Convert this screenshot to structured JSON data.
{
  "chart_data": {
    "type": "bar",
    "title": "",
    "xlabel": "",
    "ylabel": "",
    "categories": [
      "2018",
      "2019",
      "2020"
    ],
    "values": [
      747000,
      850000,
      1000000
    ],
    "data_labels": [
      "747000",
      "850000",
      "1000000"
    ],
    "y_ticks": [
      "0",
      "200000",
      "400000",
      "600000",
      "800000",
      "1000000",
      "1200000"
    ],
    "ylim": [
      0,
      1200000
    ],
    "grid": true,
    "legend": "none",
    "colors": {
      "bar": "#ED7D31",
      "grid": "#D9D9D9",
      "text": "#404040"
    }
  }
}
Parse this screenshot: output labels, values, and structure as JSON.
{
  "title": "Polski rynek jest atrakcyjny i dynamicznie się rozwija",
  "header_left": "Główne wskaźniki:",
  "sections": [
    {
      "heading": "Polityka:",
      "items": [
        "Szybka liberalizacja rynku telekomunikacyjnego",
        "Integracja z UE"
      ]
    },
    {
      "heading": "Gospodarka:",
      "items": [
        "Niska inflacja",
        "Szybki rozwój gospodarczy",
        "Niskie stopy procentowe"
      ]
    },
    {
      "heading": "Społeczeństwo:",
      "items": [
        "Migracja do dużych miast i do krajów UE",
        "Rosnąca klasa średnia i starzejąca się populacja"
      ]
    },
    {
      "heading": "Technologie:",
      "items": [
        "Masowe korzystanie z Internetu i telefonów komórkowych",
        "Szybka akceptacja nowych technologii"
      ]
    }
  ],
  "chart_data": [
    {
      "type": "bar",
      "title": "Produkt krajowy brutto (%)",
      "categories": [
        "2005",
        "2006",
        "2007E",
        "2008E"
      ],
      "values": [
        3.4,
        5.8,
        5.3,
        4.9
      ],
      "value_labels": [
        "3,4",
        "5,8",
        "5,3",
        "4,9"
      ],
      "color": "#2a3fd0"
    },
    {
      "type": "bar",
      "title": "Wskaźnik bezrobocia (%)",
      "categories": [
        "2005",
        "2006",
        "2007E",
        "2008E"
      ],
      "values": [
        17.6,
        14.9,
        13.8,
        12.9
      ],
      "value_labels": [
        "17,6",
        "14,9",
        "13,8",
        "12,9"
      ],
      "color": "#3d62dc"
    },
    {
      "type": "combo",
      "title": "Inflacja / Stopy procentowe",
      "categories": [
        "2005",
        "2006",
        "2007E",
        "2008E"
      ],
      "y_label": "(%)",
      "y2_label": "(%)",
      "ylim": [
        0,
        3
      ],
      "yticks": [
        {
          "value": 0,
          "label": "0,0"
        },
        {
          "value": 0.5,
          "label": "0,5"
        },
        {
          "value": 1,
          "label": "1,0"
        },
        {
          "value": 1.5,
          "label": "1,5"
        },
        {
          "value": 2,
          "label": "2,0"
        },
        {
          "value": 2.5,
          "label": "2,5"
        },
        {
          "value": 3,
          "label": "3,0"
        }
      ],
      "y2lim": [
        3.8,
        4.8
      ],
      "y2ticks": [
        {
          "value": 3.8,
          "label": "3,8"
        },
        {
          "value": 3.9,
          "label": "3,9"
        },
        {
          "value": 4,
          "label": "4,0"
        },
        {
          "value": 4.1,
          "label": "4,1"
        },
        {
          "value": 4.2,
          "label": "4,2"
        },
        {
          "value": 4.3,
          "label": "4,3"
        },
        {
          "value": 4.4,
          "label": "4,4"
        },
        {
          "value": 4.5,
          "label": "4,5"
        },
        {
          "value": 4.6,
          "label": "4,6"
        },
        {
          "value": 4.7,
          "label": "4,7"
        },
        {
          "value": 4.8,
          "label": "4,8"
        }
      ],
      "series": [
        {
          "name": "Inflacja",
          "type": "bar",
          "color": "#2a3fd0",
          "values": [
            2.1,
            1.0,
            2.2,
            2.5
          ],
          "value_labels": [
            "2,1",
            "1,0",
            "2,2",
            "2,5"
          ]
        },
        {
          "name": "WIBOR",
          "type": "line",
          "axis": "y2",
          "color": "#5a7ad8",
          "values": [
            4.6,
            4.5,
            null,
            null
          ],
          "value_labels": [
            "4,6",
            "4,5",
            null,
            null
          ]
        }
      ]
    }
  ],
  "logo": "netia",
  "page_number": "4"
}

....

* Exercise *
Copy out the material word for word and line for line.

* Exercise answer *
Convert this screenshot to structured JSON data.
{
  "chart_data": {
    "type": "bar",
    "title": "",
    "xlabel": "",
    "ylabel": "",
    "categories": [
      "2018",
      "2019",
      "2020"
    ],
    "values": [
      747000,
      850000,
      1000000
    ],
    "data_labels": [
      "747000",
      "850000",
      "1000000"
    ],
    "y_ticks": [
      "0",
      "200000",
      "400000",
      "600000",
      "800000",
      "1000000",
      "1200000"
    ],
    "ylim": [
      0,
      1200000
    ],
    "grid": true,
    "legend": "none",
    "colors": {
      "bar": "#ED7D31",
      "grid": "#D9D9D9",
      "text": "#404040"
    }
  }
}
Parse this screenshot: output labels, values, and structure as JSON.
{
  "title": "Polski rynek jest atrakcyjny i dynamicznie się rozwija",
  "header_left": "Główne wskaźniki:",
  "sections": [
    {
      "heading": "Polityka:",
      "items": [
        "Szybka liberalizacja rynku telekomunikacyjnego",
        "Integracja z UE"
      ]
    },
    {
      "heading": "Gospodarka:",
      "items": [
        "Niska inflacja",
        "Szybki rozwój gospodarczy",
        "Niskie stopy procentowe"
      ]
    },
    {
      "heading": "Społeczeństwo:",
      "items": [
        "Migracja do dużych miast i do krajów UE",
        "Rosnąca klasa średnia i starzejąca się populacja"
      ]
    },
    {
      "heading": "Technologie:",
      "items": [
        "Masowe korzystanie z Internetu i telefonów komórkowych",
        "Szybka akceptacja nowych technologii"
      ]
    }
  ],
  "chart_data": [
    {
      "type": "bar",
      "title": "Produkt krajowy brutto (%)",
      "categories": [
        "2005",
        "2006",
        "2007E",
        "2008E"
      ],
      "values": [
        3.4,
        5.8,
        5.3,
        4.9
      ],
      "value_labels": [
        "3,4",
        "5,8",
        "5,3",
        "4,9"
      ],
      "color": "#2a3fd0"
    },
    {
      "type": "bar",
      "title": "Wskaźnik bezrobocia (%)",
      "categories": [
        "2005",
        "2006",
        "2007E",
        "2008E"
      ],
      "values": [
        17.6,
        14.9,
        13.8,
        12.9
      ],
      "value_labels": [
        "17,6",
        "14,9",
        "13,8",
        "12,9"
      ],
      "color": "#3d62dc"
    },
    {
      "type": "combo",
      "title": "Inflacja / Stopy procentowe",
      "categories": [
        "2005",
        "2006",
        "2007E",
        "2008E"
      ],
      "y_label": "(%)",
      "y2_label": "(%)",
      "ylim": [
        0,
        3
      ],
      "yticks": [
        {
          "value": 0,
          "label": "0,0"
        },
        {
          "value": 0.5,
          "label": "0,5"
        },
        {
          "value": 1,
          "label": "1,0"
        },
        {
          "value": 1.5,
          "label": "1,5"
        },
        {
          "value": 2,
          "label": "2,0"
        },
        {
          "value": 2.5,
          "label": "2,5"
        },
        {
          "value": 3,
          "label": "3,0"
        }
      ],
      "y2lim": [
        3.8,
        4.8
      ],
      "y2ticks": [
        {
          "value": 3.8,
          "label": "3,8"
        },
        {
          "value": 3.9,
          "label": "3,9"
        },
        {
          "value": 4,
          "label": "4,0"
        },
        {
          "value": 4.1,
          "label": "4,1"
        },
        {
          "value": 4.2,
          "label": "4,2"
        },
        {
          "value": 4.3,
          "label": "4,3"
        },
        {
          "value": 4.4,
          "label": "4,4"
        },
        {
          "value": 4.5,
          "label": "4,5"
        },
        {
          "value": 4.6,
          "label": "4,6"
        },
        {
          "value": 4.7,
          "label": "4,7"
        },
        {
          "value": 4.8,
          "label": "4,8"
        }
      ],
      "series": [
        {
          "name": "Inflacja",
          "type": "bar",
          "color": "#2a3fd0",
          "values": [
            2.1,
            1.0,
            2.2,
            2.5
          ],
          "value_labels": [
            "2,1",
            "1,0",
            "2,2",
            "2,5"
          ]
        },
        {
          "name": "WIBOR",
          "type": "line",
          "axis": "y2",
          "color": "#5a7ad8",
          "values": [
            4.6,
            4.5,
            null,
            null
          ],
          "value_labels": [
            "4,6",
            "4,5",
            null,
            null
          ]
        }
      ]
    }
  ],
  "logo": "netia",
  "page_number": "4"
}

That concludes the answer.